Given records »

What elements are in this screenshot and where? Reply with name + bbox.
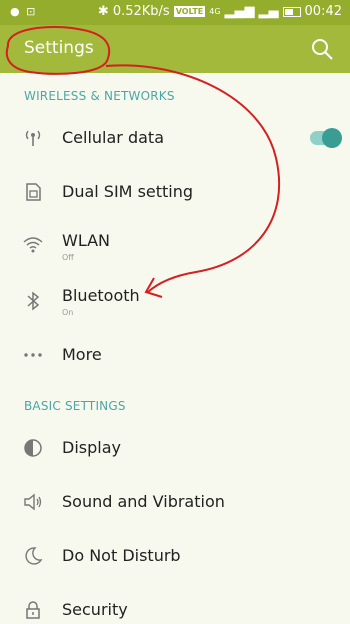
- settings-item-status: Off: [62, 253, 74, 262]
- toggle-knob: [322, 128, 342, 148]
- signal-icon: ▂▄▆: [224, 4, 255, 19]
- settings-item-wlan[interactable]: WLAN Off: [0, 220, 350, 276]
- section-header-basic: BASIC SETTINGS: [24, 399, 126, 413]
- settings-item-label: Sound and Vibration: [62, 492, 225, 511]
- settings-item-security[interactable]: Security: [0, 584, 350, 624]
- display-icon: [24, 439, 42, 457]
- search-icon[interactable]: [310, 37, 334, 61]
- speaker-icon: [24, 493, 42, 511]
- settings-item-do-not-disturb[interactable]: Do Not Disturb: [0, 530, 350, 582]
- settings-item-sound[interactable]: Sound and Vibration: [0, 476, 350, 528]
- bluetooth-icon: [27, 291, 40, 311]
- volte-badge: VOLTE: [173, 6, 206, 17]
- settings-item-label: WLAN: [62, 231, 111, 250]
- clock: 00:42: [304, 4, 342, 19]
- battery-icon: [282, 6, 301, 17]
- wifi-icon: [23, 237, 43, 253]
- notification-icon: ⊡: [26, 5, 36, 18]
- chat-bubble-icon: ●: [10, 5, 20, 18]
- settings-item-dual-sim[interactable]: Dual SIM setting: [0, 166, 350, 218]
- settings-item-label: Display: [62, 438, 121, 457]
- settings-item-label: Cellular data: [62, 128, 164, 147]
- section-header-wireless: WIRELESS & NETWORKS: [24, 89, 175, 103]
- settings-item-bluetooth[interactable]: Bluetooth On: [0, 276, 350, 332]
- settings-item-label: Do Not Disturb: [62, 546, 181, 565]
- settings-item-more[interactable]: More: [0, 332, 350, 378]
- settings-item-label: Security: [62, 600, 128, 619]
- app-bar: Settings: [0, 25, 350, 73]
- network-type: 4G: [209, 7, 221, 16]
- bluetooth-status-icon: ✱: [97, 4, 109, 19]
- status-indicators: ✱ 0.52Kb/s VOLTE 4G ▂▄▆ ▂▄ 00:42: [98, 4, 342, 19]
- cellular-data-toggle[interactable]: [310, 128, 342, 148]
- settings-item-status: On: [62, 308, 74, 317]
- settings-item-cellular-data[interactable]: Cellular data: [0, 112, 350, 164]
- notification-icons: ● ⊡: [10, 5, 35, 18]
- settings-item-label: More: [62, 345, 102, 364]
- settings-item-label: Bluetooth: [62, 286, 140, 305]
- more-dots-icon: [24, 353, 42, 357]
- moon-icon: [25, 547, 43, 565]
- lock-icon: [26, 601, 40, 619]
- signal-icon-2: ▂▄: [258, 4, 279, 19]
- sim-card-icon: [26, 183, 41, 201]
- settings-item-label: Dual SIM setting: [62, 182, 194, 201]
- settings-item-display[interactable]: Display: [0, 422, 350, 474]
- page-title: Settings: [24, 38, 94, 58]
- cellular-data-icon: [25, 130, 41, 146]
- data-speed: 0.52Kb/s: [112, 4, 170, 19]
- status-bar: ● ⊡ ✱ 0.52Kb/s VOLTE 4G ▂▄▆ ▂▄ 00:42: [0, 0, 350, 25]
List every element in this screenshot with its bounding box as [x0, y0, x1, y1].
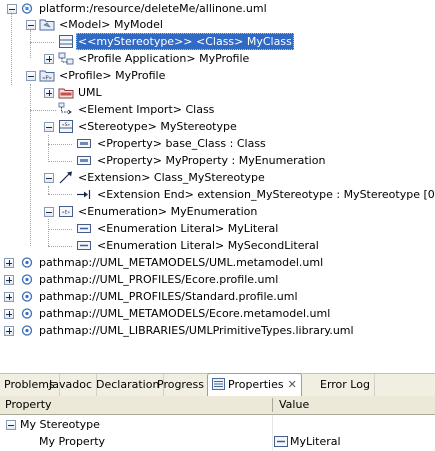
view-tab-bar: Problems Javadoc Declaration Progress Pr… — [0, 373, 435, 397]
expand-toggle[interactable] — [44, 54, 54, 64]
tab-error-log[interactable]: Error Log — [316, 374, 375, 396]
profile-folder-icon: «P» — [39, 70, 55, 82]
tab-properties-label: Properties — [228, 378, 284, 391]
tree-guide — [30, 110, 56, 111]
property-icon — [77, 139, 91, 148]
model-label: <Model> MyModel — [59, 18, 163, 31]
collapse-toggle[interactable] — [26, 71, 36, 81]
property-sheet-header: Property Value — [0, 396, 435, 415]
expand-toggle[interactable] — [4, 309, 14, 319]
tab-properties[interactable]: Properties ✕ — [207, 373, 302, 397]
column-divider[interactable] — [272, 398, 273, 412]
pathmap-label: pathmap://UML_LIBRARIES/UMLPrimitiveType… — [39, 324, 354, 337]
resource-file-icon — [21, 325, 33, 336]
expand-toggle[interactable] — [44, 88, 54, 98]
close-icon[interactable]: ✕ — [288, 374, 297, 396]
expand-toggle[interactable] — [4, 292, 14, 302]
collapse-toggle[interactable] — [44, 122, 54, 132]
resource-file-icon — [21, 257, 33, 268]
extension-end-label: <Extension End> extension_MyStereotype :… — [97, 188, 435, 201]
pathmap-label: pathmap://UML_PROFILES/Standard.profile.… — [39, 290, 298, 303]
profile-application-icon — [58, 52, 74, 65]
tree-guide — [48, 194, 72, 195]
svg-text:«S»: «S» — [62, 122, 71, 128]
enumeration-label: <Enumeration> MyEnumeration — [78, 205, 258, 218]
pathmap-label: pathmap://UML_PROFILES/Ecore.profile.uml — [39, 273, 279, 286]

Task directions » Rewrite every line above as a numbered list, dropping blank lines and leaving out the pictures.

Answer to the task »
1. What elements are in this screenshot and where? Reply with name + bbox.
2. - settings-item-status: Off: [62, 253, 74, 262]
3. - toggle-knob: [322, 128, 342, 148]
4. - signal-icon: ▂▄▆: [224, 4, 255, 19]
5. - settings-item-wlan[interactable]: WLAN Off: [0, 220, 350, 276]
6. - section-header-basic: BASIC SETTINGS: [24, 399, 126, 413]
7. - settings-item-label: Sound and Vibration: [62, 492, 225, 511]
8. - settings-item-security[interactable]: Security: [0, 584, 350, 624]
9. - display-icon: [24, 439, 42, 457]
10. - search-icon[interactable]: [310, 37, 334, 61]
11. - speaker-icon: [24, 493, 42, 511]
12. - settings-item-do-not-disturb[interactable]: Do Not Disturb: [0, 530, 350, 582]
13. - settings-item-sound[interactable]: Sound and Vibration: [0, 476, 350, 528]
14. - bluetooth-icon: [27, 291, 40, 311]
15. - volte-badge: VOLTE: [173, 6, 206, 17]
16. - settings-item-label: WLAN: [62, 231, 111, 250]
17. - clock: 00:42: [304, 4, 342, 19]
18. - battery-icon: [282, 6, 301, 17]
19. - wifi-icon: [23, 237, 43, 253]
20. - notification-icon: ⊡: [26, 5, 36, 18]
21. - chat-bubble-icon: ●: [10, 5, 20, 18]
22. - settings-item-dual-sim[interactable]: Dual SIM setting: [0, 166, 350, 218]
23. - settings-item-label: Display: [62, 438, 121, 457]
24. - settings-item-label: Cellular data: [62, 128, 164, 147]
25. - section-header-wireless: WIRELESS & NETWORKS: [24, 89, 175, 103]
26. - settings-item-bluetooth[interactable]: Bluetooth On: [0, 276, 350, 332]
27. - settings-item-label: Do Not Disturb: [62, 546, 181, 565]
28. - settings-item-more[interactable]: More: [0, 332, 350, 378]
29. - settings-item-label: Security: [62, 600, 128, 619]
30. - app-bar: Settings: [0, 25, 350, 73]
31. - network-type: 4G: [209, 7, 221, 16]
32. - bluetooth-status-icon: ✱: [97, 4, 109, 19]
33. - status-indicators: ✱ 0.52Kb/s VOLTE 4G ▂▄▆ ▂▄ 00:42: [98, 4, 342, 19]
34. - cellular-data-toggle[interactable]: [310, 128, 342, 148]
35. - settings-item-status: On: [62, 308, 74, 317]
36. - settings-item-cellular-data[interactable]: Cellular data: [0, 112, 350, 164]
37. - notification-icons: ● ⊡: [10, 5, 35, 18]
38. - settings-item-label: More: [62, 345, 102, 364]
39. - settings-item-label: Bluetooth: [62, 286, 140, 305]
40. - more-dots-icon: [24, 353, 42, 357]
41. - moon-icon: [25, 547, 43, 565]
42. - lock-icon: [26, 601, 40, 619]
43. - signal-icon-2: ▂▄: [258, 4, 279, 19]
44. - sim-card-icon: [26, 183, 41, 201]
45. - settings-item-label: Dual SIM setting: [62, 182, 194, 201]
46. - settings-item-display[interactable]: Display: [0, 422, 350, 474]
47. - page-title: Settings: [24, 38, 94, 58]
48. - cellular-data-icon: [25, 130, 41, 146]
49. - data-speed: 0.52Kb/s: [112, 4, 170, 19]
50. - status-bar: ● ⊡ ✱ 0.52Kb/s VOLTE 4G ▂▄▆ ▂▄ 00:42: [0, 0, 350, 25]
51. List every element in this screenshot with its bounding box as [x0, y0, x1, y1].
52. view-tab-bar: Problems Javadoc Declaration Progress Pr… — [0, 373, 435, 397]
53. expand-toggle[interactable] — [44, 54, 54, 64]
54. tab-error-log[interactable]: Error Log — [316, 374, 375, 396]
55. profile-folder-icon: «P» — [39, 70, 55, 82]
56. tab-properties-label: Properties — [228, 378, 284, 391]
57. tree-guide — [30, 110, 56, 111]
58. property-icon — [77, 139, 91, 148]
59. model-label: <Model> MyModel — [59, 18, 163, 31]
60. collapse-toggle[interactable] — [26, 71, 36, 81]
61. property-sheet-header: Property Value — [0, 396, 435, 415]
62. expand-toggle[interactable] — [4, 309, 14, 319]
63. tab-properties[interactable]: Properties ✕ — [207, 373, 302, 397]
64. column-divider[interactable] — [272, 398, 273, 412]
65. pathmap-label: pathmap://UML_LIBRARIES/UMLPrimitiveType… — [39, 324, 354, 337]
66. resource-file-icon — [21, 325, 33, 336]
67. expand-toggle[interactable] — [44, 88, 54, 98]
68. close-icon[interactable]: ✕ — [288, 374, 297, 396]
69. expand-toggle[interactable] — [4, 292, 14, 302]
70. collapse-toggle[interactable] — [44, 122, 54, 132]
71. resource-file-icon — [21, 257, 33, 268]
72. extension-end-label: <Extension End> extension_MyStereotype :… — [97, 188, 435, 201]
73. pathmap-label: pathmap://UML_PROFILES/Standard.profile.… — [39, 290, 298, 303]
74. profile-application-icon — [58, 52, 74, 65]
75. tree-guide — [48, 194, 72, 195]
76. svg-text:«S»: «S» — [62, 122, 71, 128]
77. enumeration-label: <Enumeration> MyEnumeration — [78, 205, 258, 218]
78. pathmap-label: pathmap://UML_PROFILES/Ecore.profile.uml — [39, 273, 279, 286]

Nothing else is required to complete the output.